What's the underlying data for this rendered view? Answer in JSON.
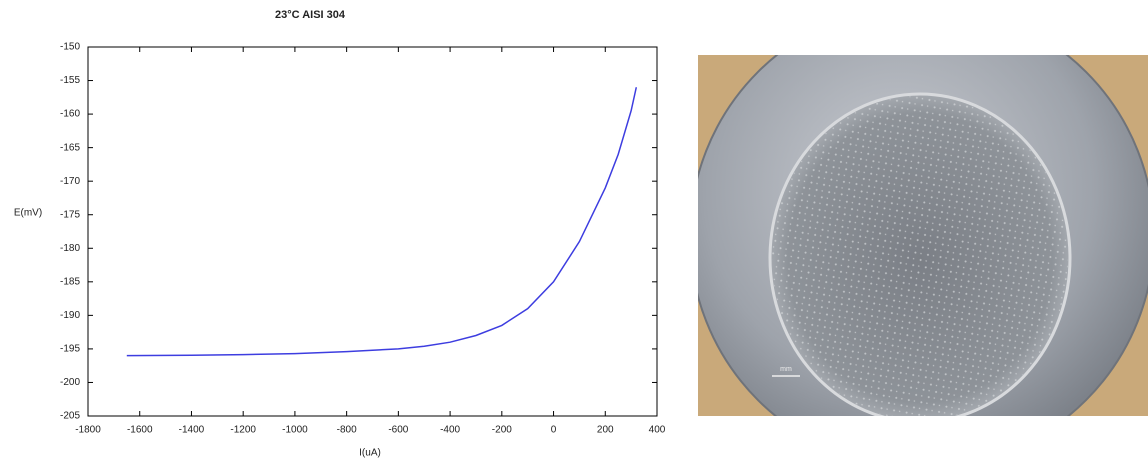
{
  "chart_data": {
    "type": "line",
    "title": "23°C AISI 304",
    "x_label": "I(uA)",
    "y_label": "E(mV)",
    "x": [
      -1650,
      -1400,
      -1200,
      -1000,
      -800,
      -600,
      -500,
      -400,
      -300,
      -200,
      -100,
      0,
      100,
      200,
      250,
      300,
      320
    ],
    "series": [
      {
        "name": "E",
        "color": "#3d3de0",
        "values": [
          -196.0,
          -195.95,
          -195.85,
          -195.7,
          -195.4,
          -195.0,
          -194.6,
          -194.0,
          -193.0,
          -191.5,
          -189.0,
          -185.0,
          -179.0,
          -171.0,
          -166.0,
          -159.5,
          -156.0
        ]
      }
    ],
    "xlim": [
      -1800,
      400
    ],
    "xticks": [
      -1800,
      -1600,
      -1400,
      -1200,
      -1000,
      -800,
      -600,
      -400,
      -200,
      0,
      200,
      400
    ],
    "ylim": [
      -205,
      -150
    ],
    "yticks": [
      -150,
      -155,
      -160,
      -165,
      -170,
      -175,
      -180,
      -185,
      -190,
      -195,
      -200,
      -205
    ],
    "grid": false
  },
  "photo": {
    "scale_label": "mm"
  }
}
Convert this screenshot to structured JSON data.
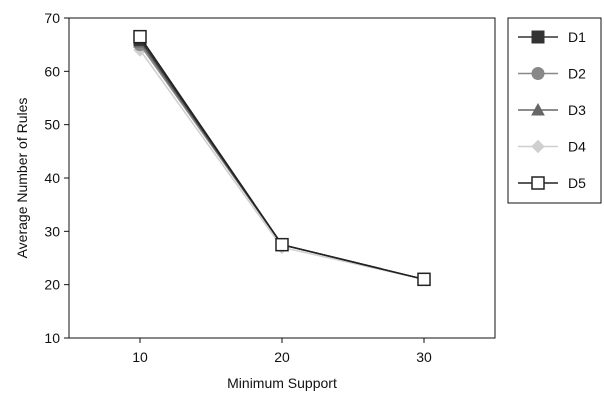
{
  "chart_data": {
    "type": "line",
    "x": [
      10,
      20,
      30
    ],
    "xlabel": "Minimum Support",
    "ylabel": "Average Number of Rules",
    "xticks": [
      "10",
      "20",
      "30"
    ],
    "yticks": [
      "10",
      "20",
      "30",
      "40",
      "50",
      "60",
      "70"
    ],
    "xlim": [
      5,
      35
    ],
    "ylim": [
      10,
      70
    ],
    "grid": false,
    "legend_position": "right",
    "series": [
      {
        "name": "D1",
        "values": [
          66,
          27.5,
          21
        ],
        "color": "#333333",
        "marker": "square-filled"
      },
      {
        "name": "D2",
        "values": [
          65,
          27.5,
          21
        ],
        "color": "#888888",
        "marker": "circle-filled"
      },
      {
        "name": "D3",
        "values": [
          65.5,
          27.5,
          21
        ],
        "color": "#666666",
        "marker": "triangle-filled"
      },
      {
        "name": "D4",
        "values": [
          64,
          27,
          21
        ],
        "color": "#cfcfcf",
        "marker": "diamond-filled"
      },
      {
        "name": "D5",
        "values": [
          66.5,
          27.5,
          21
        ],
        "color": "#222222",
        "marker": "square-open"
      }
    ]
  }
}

########

Written task
Search the data for "square". Copy every line that has it.

Solution to the exercise
        "marker": "square-filled"
        "marker": "square-open"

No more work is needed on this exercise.